■ Your goal:
In the entries, find all lines that hold the word "Records" and copy them.

[Collection entries]
* start *

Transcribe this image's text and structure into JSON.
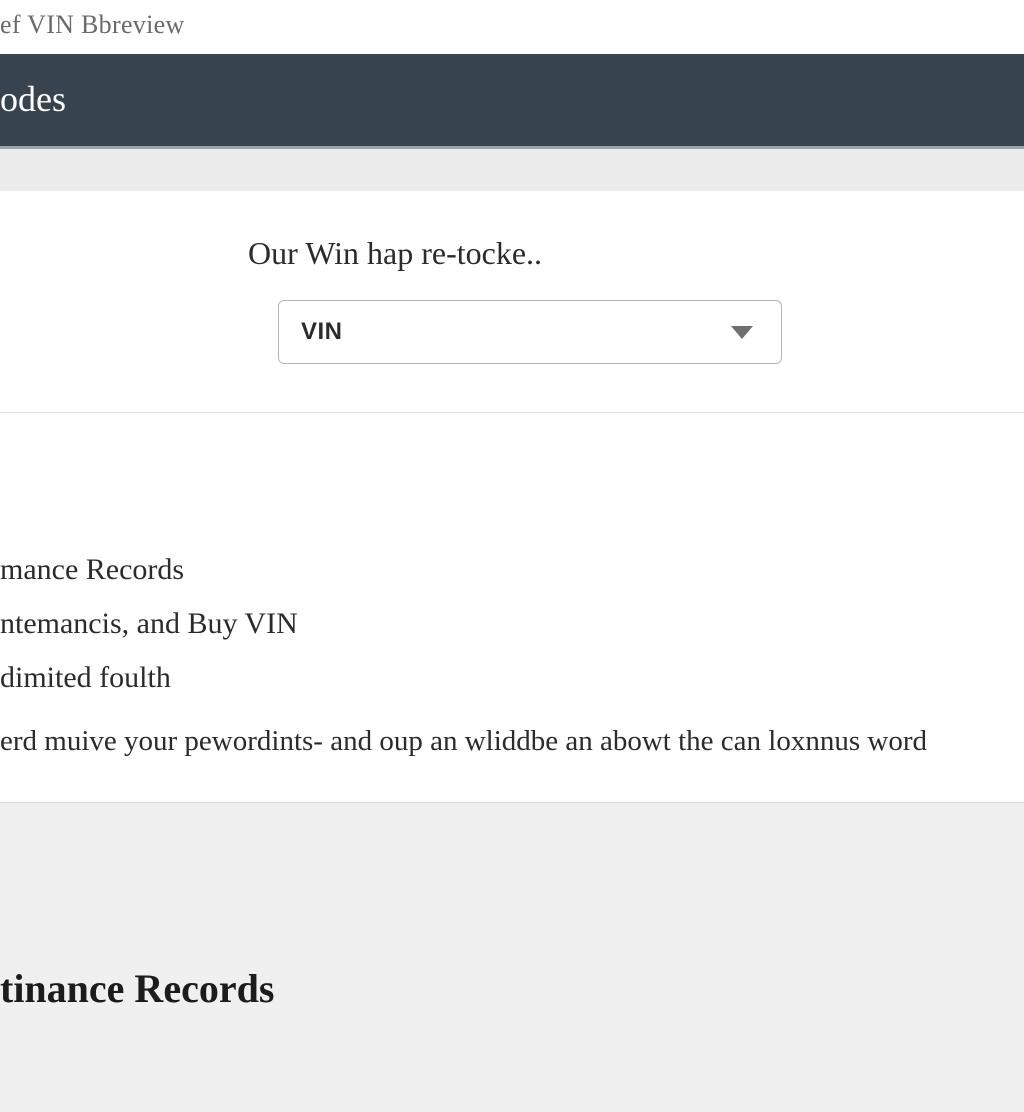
{
  "browser": {
    "title": "ef VIN Bbreview"
  },
  "header": {
    "title": "odes"
  },
  "card": {
    "prompt": "Our Win hap re-tocke..",
    "dropdown": {
      "selected": "VIN"
    }
  },
  "content": {
    "line1": "mance Records",
    "line2": "ntemancis, and Buy VIN",
    "line3": "dimited foulth",
    "line4": "erd muive your pewordints- and oup an wliddbe an abowt the can loxnnus word"
  },
  "lower": {
    "heading": "tinance Records"
  }
}
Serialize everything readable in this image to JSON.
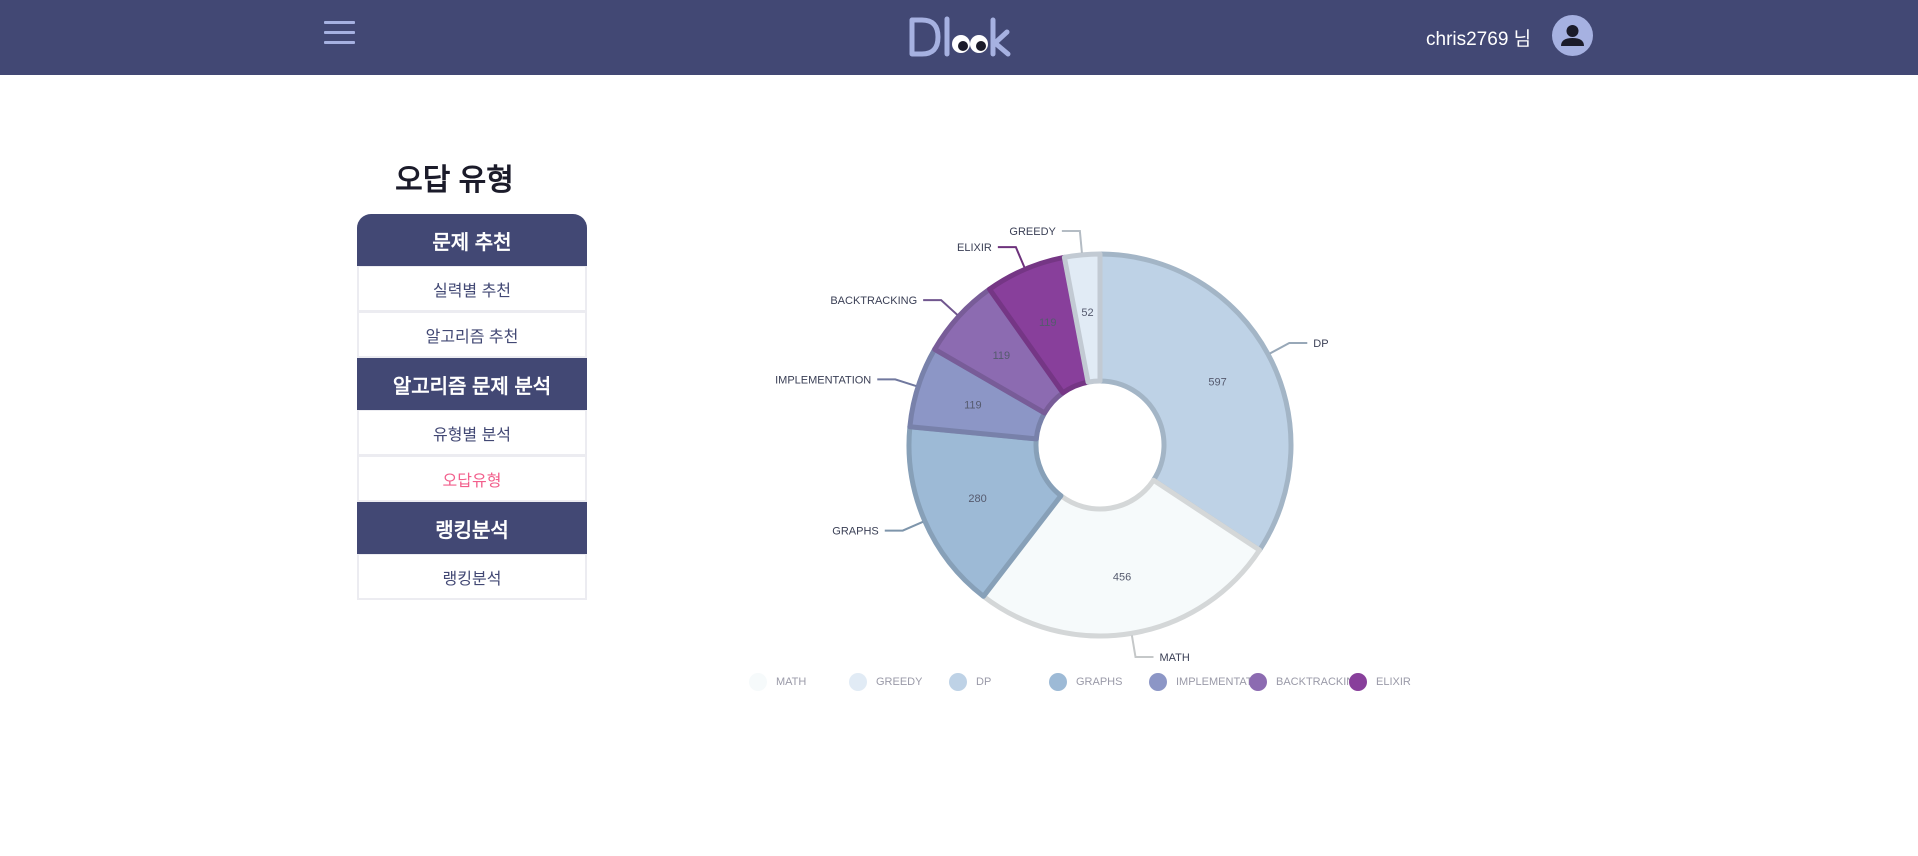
{
  "header": {
    "username": "chris2769 님",
    "logo_text": "Dlook",
    "colors": {
      "bar": "#424874",
      "accent": "#a6b1e1"
    }
  },
  "sidebar": {
    "page_title": "오답 유형",
    "sections": [
      {
        "title": "문제 추천",
        "items": [
          {
            "label": "실력별 추천",
            "active": false
          },
          {
            "label": "알고리즘 추천",
            "active": false
          }
        ]
      },
      {
        "title": "알고리즘 문제 분석",
        "items": [
          {
            "label": "유형별 분석",
            "active": false
          },
          {
            "label": "오답유형",
            "active": true
          }
        ]
      },
      {
        "title": "랭킹분석",
        "items": [
          {
            "label": "랭킹분석",
            "active": false
          }
        ]
      }
    ],
    "colors": {
      "active_text": "#f25f8c"
    }
  },
  "chart_data": {
    "type": "pie",
    "variant": "donut",
    "legend_position": "bottom",
    "slices": [
      {
        "label": "DP",
        "value": 597,
        "color": "#bed2e6"
      },
      {
        "label": "MATH",
        "value": 456,
        "color": "#f6fafb"
      },
      {
        "label": "GRAPHS",
        "value": 280,
        "color": "#9dbad6"
      },
      {
        "label": "IMPLEMENTATION",
        "value": 119,
        "color": "#8c96c6"
      },
      {
        "label": "BACKTRACKING",
        "value": 119,
        "color": "#8c6bb1"
      },
      {
        "label": "ELIXIR",
        "value": 119,
        "color": "#883f9b"
      },
      {
        "label": "GREEDY",
        "value": 52,
        "color": "#e1ebf5"
      }
    ],
    "legend": [
      {
        "label": "MATH",
        "color": "#f6fafb"
      },
      {
        "label": "GREEDY",
        "color": "#e1ebf5"
      },
      {
        "label": "DP",
        "color": "#bed2e6"
      },
      {
        "label": "GRAPHS",
        "color": "#9dbad6"
      },
      {
        "label": "IMPLEMENTATION",
        "color": "#8c96c6"
      },
      {
        "label": "BACKTRACKING",
        "color": "#8c6bb1"
      },
      {
        "label": "ELIXIR",
        "color": "#883f9b"
      }
    ]
  }
}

* end *

■ Solution:
    "line1": "mance Records",
    "heading": "tinance Records"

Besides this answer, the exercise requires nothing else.